** start of Records for this exercise **
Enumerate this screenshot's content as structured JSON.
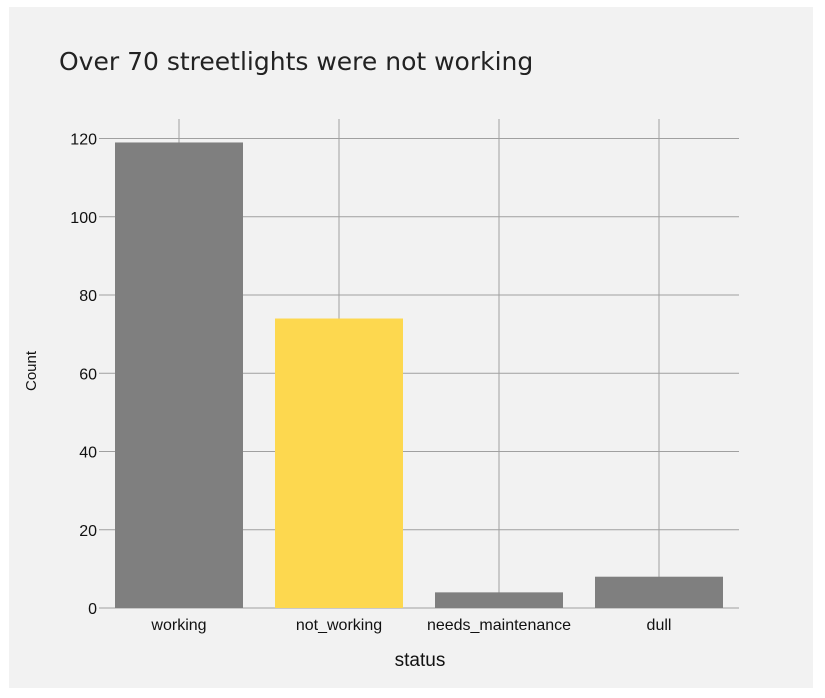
{
  "chart_data": {
    "type": "bar",
    "title": "Over 70 streetlights were not working",
    "xlabel": "status",
    "ylabel": "Count",
    "categories": [
      "working",
      "not_working",
      "needs_maintenance",
      "dull"
    ],
    "values": [
      119,
      74,
      4,
      8
    ],
    "highlight_index": 1,
    "colors": {
      "bar": "#7f7f7f",
      "highlight": "#fdd84f",
      "background": "#f2f2f2",
      "grid": "#a0a0a0"
    },
    "ylim": [
      0,
      125
    ],
    "yticks": [
      0,
      20,
      40,
      60,
      80,
      100,
      120
    ],
    "grid": true,
    "legend": "none"
  }
}
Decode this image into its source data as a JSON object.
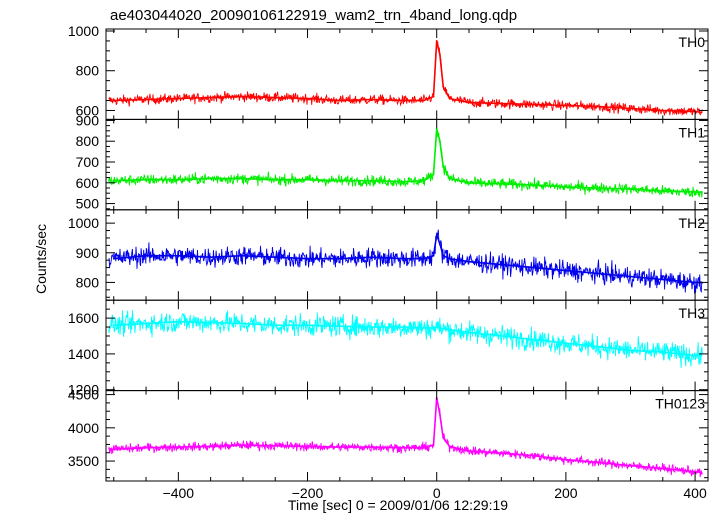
** end of Records for this exercise **
Stated goal:
The records above are to be quoted exactly, with all pictures left out.

The answer:
Enumerate this screenshot's content as structured JSON.
{
  "chart_data": {
    "type": "bar",
    "title": "Over 70 streetlights were not working",
    "xlabel": "status",
    "ylabel": "Count",
    "categories": [
      "working",
      "not_working",
      "needs_maintenance",
      "dull"
    ],
    "values": [
      119,
      74,
      4,
      8
    ],
    "highlight_index": 1,
    "colors": {
      "bar": "#7f7f7f",
      "highlight": "#fdd84f",
      "background": "#f2f2f2",
      "grid": "#a0a0a0"
    },
    "ylim": [
      0,
      125
    ],
    "yticks": [
      0,
      20,
      40,
      60,
      80,
      100,
      120
    ],
    "grid": true,
    "legend": "none"
  }
}
Decode this image into its source data as a JSON object.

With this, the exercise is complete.